STATED TASK: In the rows starting at the line containing "bar-segment-nein: 14% xyxy=(291,147,316,171)" and ending at the line containing "yougov-logo: YouGov xyxy=(182,386,266,411)", substitute "year-caption" for "year-label" and write out only those lines, with nothing else altered.

Stored records:
# # # # # # #
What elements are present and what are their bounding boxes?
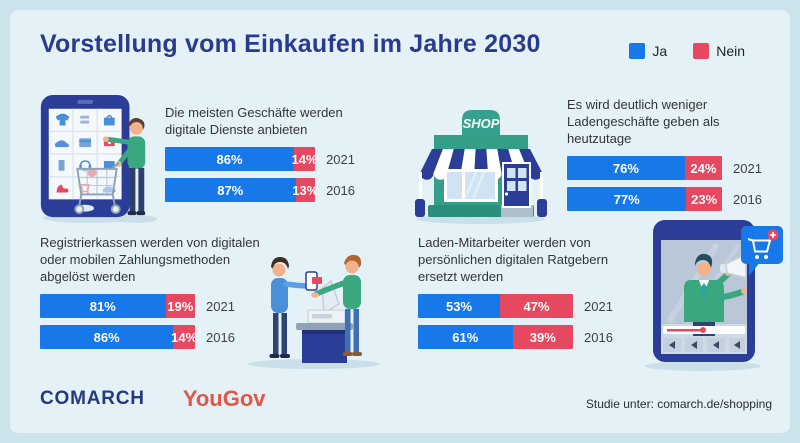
bar-segment-nein: 14% xyxy=(291,147,316,171)
stacked-bar: 53% 47% xyxy=(418,294,573,318)
bar-value-label: 14% xyxy=(291,151,316,167)
comarch-logo: COMARCH xyxy=(40,388,145,409)
footer-brands: COMARCH YouGov xyxy=(40,386,266,412)
bar-segment-ja: 61% xyxy=(418,325,513,349)
cash-register-payment-illustration xyxy=(236,230,386,372)
bar-value-label: 13% xyxy=(292,182,315,198)
bar-row: 53% 47% 2021 xyxy=(418,294,633,318)
page-title: Vorstellung vom Einkaufen im Jahre 2030 xyxy=(40,30,541,58)
stacked-bar-chart: 86% 14% 2021 87% 13% 2016 xyxy=(165,147,355,202)
stacked-bar: 87% 13% xyxy=(165,178,315,202)
bar-value-label: 24% xyxy=(690,160,717,176)
stacked-bar-chart: 76% 24% 2021 77% 23% 2016 xyxy=(567,156,782,211)
stacked-bar: 61% 39% xyxy=(418,325,573,349)
stacked-bar: 81% 19% xyxy=(40,294,195,318)
year-label: 2016 xyxy=(584,329,613,345)
bar-segment-ja: 77% xyxy=(567,187,687,211)
shop-storefront-illustration: SHOP xyxy=(406,95,556,225)
bar-value-label: 86% xyxy=(93,329,120,345)
chart-panel-store-staff: Laden-Mitarbeiter werden von persönliche… xyxy=(418,234,633,356)
bar-value-label: 19% xyxy=(167,298,194,314)
shop-storefront-icon: SHOP xyxy=(415,110,547,224)
legend-item-ja: Ja xyxy=(629,43,667,59)
smartphone-video-advisor-icon xyxy=(645,220,783,371)
bar-value-label: 76% xyxy=(612,160,639,176)
stacked-bar: 77% 23% xyxy=(567,187,722,211)
stacked-bar: 86% 14% xyxy=(40,325,195,349)
bar-value-label: 87% xyxy=(217,182,244,198)
year-label: 2016 xyxy=(733,191,762,207)
bar-value-label: 77% xyxy=(613,191,640,207)
year-label: 2021 xyxy=(584,298,613,314)
stacked-bar-chart: 81% 19% 2021 86% 14% 2016 xyxy=(40,294,270,349)
bar-segment-nein: 24% xyxy=(684,156,722,180)
bar-segment-ja: 86% xyxy=(165,147,295,171)
smartphone-shopping-icon xyxy=(40,94,158,223)
bar-value-label: 61% xyxy=(452,329,479,345)
bar-row: 87% 13% 2016 xyxy=(165,178,355,202)
yougov-logo: YouGov xyxy=(182,386,266,411)
bar-value-label: 14% xyxy=(171,329,195,345)
chart-panel-digital-services: Die meisten Geschäfte werden digitale Di… xyxy=(165,104,355,209)
legend-nein-swatch xyxy=(693,43,710,59)
year-label: 2021 xyxy=(733,160,762,176)
chart-title: Registrierkassen werden von digitalen od… xyxy=(40,235,260,284)
bar-segment-ja: 87% xyxy=(165,178,296,202)
bar-segment-nein: 47% xyxy=(500,294,573,318)
bar-row: 77% 23% 2016 xyxy=(567,187,782,211)
legend-ja-label: Ja xyxy=(652,43,668,59)
legend-ja-swatch xyxy=(629,43,646,59)
legend-nein-label: Nein xyxy=(716,43,745,59)
bar-value-label: 81% xyxy=(89,298,116,314)
year-label: 2021 xyxy=(326,151,355,167)
stacked-bar-chart: 53% 47% 2021 61% 39% 2016 xyxy=(418,294,633,349)
bar-segment-nein: 39% xyxy=(512,325,573,349)
bar-row: 81% 19% 2021 xyxy=(40,294,270,318)
bar-segment-nein: 13% xyxy=(292,178,315,202)
bar-segment-ja: 81% xyxy=(40,294,166,318)
smartphone-shopping-illustration xyxy=(33,90,161,226)
bar-value-label: 86% xyxy=(216,151,243,167)
smartphone-video-advisor-illustration xyxy=(625,214,785,374)
bar-segment-ja: 76% xyxy=(567,156,685,180)
chart-panel-fewer-stores: Es wird deutlich weniger Ladengeschäfte … xyxy=(567,96,782,218)
bar-row: 76% 24% 2021 xyxy=(567,156,782,180)
bar-value-label: 53% xyxy=(446,298,473,314)
bar-value-label: 47% xyxy=(523,298,550,314)
chart-title: Laden-Mitarbeiter werden von persönliche… xyxy=(418,235,609,284)
cash-register-payment-icon xyxy=(248,254,380,369)
study-source-note: Studie unter: comarch.de/shopping xyxy=(585,397,772,411)
legend-item-nein: Nein xyxy=(693,43,745,59)
svg-text:SHOP: SHOP xyxy=(463,116,500,131)
chart-panel-cash-registers: Registrierkassen werden von digitalen od… xyxy=(40,234,270,356)
year-label: 2016 xyxy=(206,329,235,345)
bar-row: 86% 14% 2021 xyxy=(165,147,355,171)
bar-value-label: 39% xyxy=(529,329,556,345)
bar-value-label: 23% xyxy=(691,191,718,207)
bar-row: 86% 14% 2016 xyxy=(40,325,270,349)
bar-segment-nein: 19% xyxy=(165,294,195,318)
stacked-bar: 86% 14% xyxy=(165,147,315,171)
bar-segment-ja: 53% xyxy=(418,294,501,318)
year-label: 2016 xyxy=(326,182,355,198)
bar-segment-nein: 23% xyxy=(686,187,722,211)
bar-segment-nein: 14% xyxy=(171,325,195,349)
bar-row: 61% 39% 2016 xyxy=(418,325,633,349)
legend: Ja Nein xyxy=(629,43,745,59)
chart-title: Die meisten Geschäfte werden digitale Di… xyxy=(165,105,343,137)
bar-segment-ja: 86% xyxy=(40,325,174,349)
year-label: 2021 xyxy=(206,298,235,314)
stacked-bar: 76% 24% xyxy=(567,156,722,180)
chart-title: Es wird deutlich weniger Ladengeschäfte … xyxy=(567,97,720,146)
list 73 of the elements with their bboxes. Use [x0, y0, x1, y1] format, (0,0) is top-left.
# # # # # # #
COMPLETE RESPONSE:
bar-segment-nein: 14% xyxy=(291,147,316,171)
stacked-bar: 53% 47% xyxy=(418,294,573,318)
bar-value-label: 14% xyxy=(291,151,316,167)
comarch-logo: COMARCH xyxy=(40,388,145,409)
footer-brands: COMARCH YouGov xyxy=(40,386,266,412)
bar-segment-ja: 61% xyxy=(418,325,513,349)
cash-register-payment-illustration xyxy=(236,230,386,372)
bar-value-label: 13% xyxy=(292,182,315,198)
bar-row: 53% 47% 2021 xyxy=(418,294,633,318)
page-title: Vorstellung vom Einkaufen im Jahre 2030 xyxy=(40,30,541,58)
stacked-bar-chart: 86% 14% 2021 87% 13% 2016 xyxy=(165,147,355,202)
stacked-bar: 87% 13% xyxy=(165,178,315,202)
bar-value-label: 24% xyxy=(690,160,717,176)
stacked-bar-chart: 76% 24% 2021 77% 23% 2016 xyxy=(567,156,782,211)
stacked-bar: 61% 39% xyxy=(418,325,573,349)
stacked-bar: 81% 19% xyxy=(40,294,195,318)
year-caption: 2016 xyxy=(584,329,613,345)
bar-segment-ja: 77% xyxy=(567,187,687,211)
shop-storefront-illustration: SHOP xyxy=(406,95,556,225)
bar-value-label: 86% xyxy=(93,329,120,345)
chart-panel-store-staff: Laden-Mitarbeiter werden von persönliche… xyxy=(418,234,633,356)
bar-value-label: 19% xyxy=(167,298,194,314)
shop-storefront-icon: SHOP xyxy=(415,110,547,224)
legend-item-ja: Ja xyxy=(629,43,667,59)
smartphone-video-advisor-icon xyxy=(645,220,783,371)
bar-value-label: 76% xyxy=(612,160,639,176)
stacked-bar: 77% 23% xyxy=(567,187,722,211)
stacked-bar: 86% 14% xyxy=(40,325,195,349)
bar-value-label: 87% xyxy=(217,182,244,198)
year-caption: 2016 xyxy=(733,191,762,207)
bar-value-label: 77% xyxy=(613,191,640,207)
year-caption: 2021 xyxy=(584,298,613,314)
stacked-bar-chart: 81% 19% 2021 86% 14% 2016 xyxy=(40,294,270,349)
bar-segment-nein: 24% xyxy=(684,156,722,180)
bar-segment-ja: 86% xyxy=(165,147,295,171)
smartphone-shopping-icon xyxy=(40,94,158,223)
bar-value-label: 61% xyxy=(452,329,479,345)
bar-row: 87% 13% 2016 xyxy=(165,178,355,202)
yougov-logo: YouGov xyxy=(182,386,266,411)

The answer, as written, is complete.